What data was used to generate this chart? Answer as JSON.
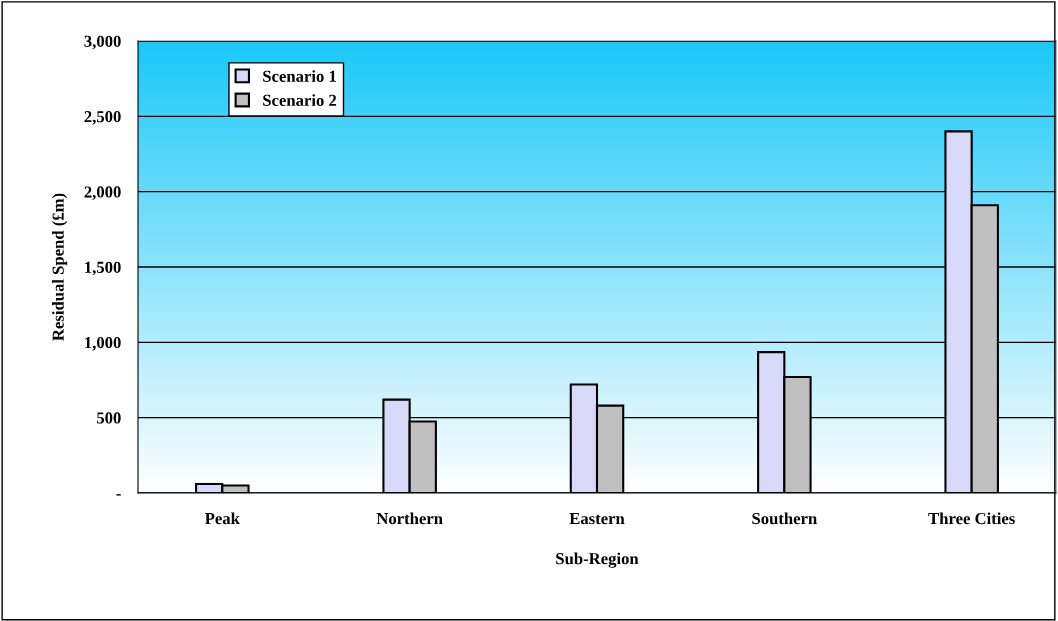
{
  "chart_data": {
    "type": "bar",
    "xlabel": "Sub-Region",
    "ylabel": "Residual Spend (£m)",
    "categories": [
      "Peak",
      "Northern",
      "Eastern",
      "Southern",
      "Three Cities"
    ],
    "series": [
      {
        "name": "Scenario 1",
        "color": "#d8d8f8",
        "values": [
          60,
          620,
          720,
          935,
          2400
        ]
      },
      {
        "name": "Scenario 2",
        "color": "#c0c0c0",
        "values": [
          50,
          475,
          580,
          770,
          1910
        ]
      }
    ],
    "ylim": [
      0,
      3000
    ],
    "yticks": [
      {
        "value": 0,
        "label": "-"
      },
      {
        "value": 500,
        "label": "500"
      },
      {
        "value": 1000,
        "label": "1,000"
      },
      {
        "value": 1500,
        "label": "1,500"
      },
      {
        "value": 2000,
        "label": "2,000"
      },
      {
        "value": 2500,
        "label": "2,500"
      },
      {
        "value": 3000,
        "label": "3,000"
      }
    ],
    "grid": "y",
    "legend": "top left"
  }
}
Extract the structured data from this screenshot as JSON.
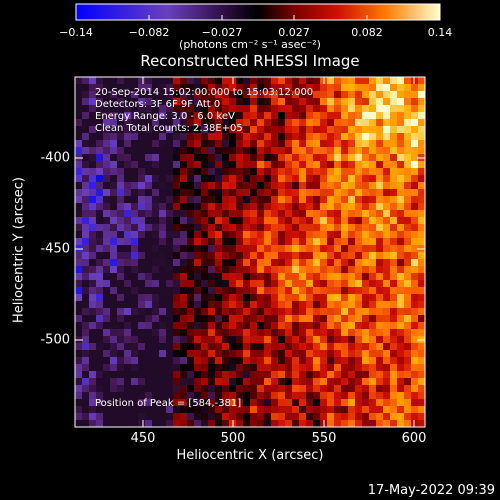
******
__What you have to do__
List every line above that holds the word "this".

__Full response__
What data was used to generate this chart? Answer as JSON.
Extract the structured data from this screenshot as JSON.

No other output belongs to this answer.